Check every line below for the word "写在本试卷上无效" and show those that hold it.

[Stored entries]
☆ ☆ ☆ ☆
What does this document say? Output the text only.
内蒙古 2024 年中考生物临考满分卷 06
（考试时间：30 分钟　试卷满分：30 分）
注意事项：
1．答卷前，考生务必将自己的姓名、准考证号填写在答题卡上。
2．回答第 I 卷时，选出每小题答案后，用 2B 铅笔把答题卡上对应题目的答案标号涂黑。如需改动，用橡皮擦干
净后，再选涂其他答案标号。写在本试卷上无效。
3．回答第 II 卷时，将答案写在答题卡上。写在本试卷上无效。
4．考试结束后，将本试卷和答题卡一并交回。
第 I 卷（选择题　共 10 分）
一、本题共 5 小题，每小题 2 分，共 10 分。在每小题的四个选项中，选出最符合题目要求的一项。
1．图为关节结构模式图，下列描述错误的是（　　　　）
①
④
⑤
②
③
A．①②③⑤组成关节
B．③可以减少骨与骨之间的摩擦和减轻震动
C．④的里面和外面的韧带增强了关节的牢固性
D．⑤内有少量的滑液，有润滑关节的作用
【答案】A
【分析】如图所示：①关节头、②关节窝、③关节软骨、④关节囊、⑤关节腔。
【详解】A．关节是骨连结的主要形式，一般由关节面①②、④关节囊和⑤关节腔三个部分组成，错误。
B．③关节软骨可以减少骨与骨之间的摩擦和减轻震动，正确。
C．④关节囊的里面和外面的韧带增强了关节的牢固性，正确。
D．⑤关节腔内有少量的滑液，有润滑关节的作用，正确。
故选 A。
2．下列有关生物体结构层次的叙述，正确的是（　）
☆ ☆ ☆ ☆
**In response:**
净后，再选涂其他答案标号。写在本试卷上无效。
3．回答第 II 卷时，将答案写在答题卡上。写在本试卷上无效。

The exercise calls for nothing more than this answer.